▶ [Data records]
=======
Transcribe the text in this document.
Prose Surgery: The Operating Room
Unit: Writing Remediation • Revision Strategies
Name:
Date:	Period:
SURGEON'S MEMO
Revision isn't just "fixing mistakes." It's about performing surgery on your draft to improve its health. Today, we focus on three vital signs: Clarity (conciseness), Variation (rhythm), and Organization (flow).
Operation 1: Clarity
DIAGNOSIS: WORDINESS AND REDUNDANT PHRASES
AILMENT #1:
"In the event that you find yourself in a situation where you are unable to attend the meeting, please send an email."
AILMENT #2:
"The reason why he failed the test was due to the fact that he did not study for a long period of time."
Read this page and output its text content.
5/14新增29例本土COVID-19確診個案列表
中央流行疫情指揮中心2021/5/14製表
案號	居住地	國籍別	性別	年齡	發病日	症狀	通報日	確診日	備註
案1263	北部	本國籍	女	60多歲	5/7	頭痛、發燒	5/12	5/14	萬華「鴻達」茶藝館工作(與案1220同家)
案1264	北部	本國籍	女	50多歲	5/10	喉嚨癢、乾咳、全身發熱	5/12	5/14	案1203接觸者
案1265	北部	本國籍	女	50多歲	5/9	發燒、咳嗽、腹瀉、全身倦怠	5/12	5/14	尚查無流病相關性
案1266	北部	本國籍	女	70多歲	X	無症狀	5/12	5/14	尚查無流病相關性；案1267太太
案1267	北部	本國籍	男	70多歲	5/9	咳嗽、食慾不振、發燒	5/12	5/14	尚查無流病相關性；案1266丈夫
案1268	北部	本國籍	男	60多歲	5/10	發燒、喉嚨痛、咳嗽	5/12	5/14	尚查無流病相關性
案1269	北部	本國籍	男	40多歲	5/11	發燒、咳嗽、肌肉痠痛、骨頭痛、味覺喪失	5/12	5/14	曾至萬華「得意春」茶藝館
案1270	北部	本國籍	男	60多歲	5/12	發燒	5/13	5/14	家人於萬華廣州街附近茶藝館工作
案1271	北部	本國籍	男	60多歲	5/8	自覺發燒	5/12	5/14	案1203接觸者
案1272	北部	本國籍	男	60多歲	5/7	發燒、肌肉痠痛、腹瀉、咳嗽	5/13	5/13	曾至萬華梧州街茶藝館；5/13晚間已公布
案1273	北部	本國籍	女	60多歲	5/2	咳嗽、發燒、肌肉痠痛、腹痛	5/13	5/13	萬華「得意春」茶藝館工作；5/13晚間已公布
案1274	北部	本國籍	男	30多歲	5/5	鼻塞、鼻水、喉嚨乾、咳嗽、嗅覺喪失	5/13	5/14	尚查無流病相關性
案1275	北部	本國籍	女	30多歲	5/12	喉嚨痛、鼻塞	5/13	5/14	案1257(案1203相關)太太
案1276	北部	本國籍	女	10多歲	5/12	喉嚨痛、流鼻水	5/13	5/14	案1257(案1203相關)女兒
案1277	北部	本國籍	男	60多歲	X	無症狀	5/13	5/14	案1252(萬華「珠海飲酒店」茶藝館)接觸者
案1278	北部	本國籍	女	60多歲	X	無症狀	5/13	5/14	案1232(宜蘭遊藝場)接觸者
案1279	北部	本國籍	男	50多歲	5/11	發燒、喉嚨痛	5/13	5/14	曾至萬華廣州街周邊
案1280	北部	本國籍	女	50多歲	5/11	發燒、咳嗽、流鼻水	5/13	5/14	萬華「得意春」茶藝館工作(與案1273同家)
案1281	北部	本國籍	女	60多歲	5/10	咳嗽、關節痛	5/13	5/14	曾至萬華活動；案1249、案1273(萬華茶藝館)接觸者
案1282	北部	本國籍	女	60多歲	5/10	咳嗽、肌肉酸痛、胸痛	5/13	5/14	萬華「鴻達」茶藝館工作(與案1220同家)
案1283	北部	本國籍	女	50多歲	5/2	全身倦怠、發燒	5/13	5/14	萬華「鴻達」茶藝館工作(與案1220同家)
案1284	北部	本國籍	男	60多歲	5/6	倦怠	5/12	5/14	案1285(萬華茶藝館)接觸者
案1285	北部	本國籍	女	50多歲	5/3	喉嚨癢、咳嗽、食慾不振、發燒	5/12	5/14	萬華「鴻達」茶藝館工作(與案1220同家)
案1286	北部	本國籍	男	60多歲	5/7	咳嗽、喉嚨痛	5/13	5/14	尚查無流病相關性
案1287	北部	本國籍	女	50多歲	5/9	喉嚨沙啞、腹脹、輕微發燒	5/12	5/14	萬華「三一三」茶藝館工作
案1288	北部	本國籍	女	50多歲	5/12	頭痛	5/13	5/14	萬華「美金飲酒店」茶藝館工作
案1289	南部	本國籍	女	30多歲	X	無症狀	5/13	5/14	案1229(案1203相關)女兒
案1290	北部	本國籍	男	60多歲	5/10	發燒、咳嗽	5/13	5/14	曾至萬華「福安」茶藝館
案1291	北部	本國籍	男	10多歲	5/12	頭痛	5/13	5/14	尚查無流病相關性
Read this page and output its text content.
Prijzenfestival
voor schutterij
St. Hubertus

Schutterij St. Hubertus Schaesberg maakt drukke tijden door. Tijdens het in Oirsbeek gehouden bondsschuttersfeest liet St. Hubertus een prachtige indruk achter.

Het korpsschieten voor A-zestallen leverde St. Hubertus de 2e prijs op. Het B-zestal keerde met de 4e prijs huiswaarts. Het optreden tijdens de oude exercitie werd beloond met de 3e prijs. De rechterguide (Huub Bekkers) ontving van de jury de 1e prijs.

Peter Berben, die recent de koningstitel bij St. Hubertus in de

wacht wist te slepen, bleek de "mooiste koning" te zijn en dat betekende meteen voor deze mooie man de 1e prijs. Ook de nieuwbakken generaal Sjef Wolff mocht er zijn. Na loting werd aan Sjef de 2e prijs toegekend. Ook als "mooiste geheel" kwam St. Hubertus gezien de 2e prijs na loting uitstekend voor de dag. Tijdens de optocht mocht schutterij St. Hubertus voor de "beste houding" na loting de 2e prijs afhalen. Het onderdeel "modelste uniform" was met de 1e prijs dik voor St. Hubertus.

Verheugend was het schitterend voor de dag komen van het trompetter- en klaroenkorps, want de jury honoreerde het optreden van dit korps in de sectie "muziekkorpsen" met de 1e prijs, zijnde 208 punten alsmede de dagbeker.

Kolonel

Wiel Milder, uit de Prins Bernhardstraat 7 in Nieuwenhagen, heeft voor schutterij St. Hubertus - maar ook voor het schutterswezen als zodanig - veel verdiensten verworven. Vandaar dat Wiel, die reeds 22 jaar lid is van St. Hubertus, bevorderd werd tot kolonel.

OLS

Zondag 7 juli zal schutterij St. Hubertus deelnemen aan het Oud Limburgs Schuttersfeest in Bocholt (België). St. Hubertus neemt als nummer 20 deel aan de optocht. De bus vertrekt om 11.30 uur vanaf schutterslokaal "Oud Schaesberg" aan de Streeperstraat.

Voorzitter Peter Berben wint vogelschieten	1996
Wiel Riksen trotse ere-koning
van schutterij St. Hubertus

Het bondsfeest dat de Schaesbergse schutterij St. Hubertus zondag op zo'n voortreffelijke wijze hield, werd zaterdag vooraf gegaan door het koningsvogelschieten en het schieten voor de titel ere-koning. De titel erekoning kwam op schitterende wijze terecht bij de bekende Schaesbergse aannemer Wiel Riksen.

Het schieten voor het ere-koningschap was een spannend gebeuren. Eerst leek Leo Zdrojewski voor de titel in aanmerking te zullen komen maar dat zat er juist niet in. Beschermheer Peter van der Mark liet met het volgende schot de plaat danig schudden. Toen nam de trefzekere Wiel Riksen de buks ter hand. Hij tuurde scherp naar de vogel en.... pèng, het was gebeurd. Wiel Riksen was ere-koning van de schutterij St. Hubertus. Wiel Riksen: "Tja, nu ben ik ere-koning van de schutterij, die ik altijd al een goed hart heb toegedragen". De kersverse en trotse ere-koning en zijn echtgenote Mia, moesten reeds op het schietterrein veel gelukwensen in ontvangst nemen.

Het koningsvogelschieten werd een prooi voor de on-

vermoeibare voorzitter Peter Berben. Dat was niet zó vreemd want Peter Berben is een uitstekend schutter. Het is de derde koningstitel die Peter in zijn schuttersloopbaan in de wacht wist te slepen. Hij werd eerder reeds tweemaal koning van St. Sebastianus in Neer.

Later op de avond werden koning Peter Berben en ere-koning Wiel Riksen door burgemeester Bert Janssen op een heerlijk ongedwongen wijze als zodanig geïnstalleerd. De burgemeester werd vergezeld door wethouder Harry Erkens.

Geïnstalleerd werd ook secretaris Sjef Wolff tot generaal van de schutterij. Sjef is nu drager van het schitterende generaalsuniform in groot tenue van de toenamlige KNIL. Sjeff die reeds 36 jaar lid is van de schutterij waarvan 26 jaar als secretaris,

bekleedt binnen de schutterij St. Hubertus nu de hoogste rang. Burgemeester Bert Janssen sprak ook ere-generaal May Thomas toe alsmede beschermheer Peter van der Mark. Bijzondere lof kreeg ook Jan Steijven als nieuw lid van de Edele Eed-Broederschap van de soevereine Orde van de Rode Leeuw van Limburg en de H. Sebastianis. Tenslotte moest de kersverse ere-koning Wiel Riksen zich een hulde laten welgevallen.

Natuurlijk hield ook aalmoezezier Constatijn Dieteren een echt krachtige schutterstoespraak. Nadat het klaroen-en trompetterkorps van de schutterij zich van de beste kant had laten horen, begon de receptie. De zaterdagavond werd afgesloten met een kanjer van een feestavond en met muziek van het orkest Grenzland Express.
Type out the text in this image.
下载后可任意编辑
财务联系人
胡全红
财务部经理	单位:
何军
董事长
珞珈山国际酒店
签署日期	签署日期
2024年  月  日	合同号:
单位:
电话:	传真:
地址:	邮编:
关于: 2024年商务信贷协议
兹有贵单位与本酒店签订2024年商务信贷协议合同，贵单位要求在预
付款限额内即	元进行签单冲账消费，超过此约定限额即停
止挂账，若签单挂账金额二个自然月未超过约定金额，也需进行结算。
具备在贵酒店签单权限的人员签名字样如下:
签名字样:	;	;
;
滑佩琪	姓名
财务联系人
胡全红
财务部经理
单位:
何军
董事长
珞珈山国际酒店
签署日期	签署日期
=======
▶ [Work to do] All lines from the one containing "Type out the text in this image." through the final line of the listing above are to be reproduced exactly; include both and add nothing.

▶ [Response to the exercise]
Type out the text in this image.
下载后可任意编辑
财务联系人
胡全红
财务部经理	单位:
何军
董事长
珞珈山国际酒店
签署日期	签署日期
2024年  月  日	合同号:
单位:
电话:	传真:
地址:	邮编:
关于: 2024年商务信贷协议
兹有贵单位与本酒店签订2024年商务信贷协议合同，贵单位要求在预
付款限额内即	元进行签单冲账消费，超过此约定限额即停
止挂账，若签单挂账金额二个自然月未超过约定金额，也需进行结算。
具备在贵酒店签单权限的人员签名字样如下:
签名字样:	;	;
;
滑佩琪	姓名
财务联系人
胡全红
财务部经理
单位:
何军
董事长
珞珈山国际酒店
签署日期	签署日期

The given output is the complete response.